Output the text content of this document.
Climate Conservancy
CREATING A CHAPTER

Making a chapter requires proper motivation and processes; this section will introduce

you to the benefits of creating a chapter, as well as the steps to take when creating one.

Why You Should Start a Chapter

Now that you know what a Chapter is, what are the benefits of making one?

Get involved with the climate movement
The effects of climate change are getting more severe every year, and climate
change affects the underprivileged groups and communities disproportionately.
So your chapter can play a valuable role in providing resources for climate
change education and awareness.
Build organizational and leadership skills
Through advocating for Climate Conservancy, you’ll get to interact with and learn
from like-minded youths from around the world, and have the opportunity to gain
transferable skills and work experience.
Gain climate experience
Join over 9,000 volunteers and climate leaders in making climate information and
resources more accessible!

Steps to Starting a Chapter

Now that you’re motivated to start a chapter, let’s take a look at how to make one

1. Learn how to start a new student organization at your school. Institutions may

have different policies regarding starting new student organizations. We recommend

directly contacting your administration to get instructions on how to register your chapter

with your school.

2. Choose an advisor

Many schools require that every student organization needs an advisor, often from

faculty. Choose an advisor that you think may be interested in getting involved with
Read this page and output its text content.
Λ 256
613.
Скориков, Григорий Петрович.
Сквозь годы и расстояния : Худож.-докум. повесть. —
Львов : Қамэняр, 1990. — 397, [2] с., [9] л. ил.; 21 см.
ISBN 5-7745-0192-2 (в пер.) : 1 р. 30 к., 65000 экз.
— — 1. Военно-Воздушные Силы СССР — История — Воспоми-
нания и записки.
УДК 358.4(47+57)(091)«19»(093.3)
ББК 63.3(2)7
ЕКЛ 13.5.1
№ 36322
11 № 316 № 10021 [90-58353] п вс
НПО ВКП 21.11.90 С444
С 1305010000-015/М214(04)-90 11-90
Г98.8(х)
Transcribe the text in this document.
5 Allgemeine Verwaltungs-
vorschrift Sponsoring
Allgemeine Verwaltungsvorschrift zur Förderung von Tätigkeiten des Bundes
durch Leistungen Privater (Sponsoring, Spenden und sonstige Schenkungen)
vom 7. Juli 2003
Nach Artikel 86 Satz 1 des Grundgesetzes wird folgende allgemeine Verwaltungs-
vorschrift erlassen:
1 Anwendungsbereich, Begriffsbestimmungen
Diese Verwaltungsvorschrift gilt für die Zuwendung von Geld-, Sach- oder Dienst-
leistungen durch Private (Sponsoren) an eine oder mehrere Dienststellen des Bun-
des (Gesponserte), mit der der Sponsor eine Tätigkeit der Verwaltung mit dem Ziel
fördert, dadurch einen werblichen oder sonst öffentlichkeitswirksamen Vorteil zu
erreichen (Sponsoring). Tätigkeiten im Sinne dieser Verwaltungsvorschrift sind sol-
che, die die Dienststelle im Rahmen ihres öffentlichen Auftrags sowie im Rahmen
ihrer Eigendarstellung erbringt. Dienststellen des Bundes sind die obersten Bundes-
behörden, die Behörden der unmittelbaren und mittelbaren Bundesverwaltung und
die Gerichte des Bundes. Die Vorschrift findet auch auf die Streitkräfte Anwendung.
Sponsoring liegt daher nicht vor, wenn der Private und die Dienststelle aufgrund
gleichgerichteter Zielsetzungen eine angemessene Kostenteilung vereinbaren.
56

▬▬▬▬▬▬▬▬▬▬

Requirement:
How many lines in the listing above contain "content"? Answer with the number alone.

Expected answer:
2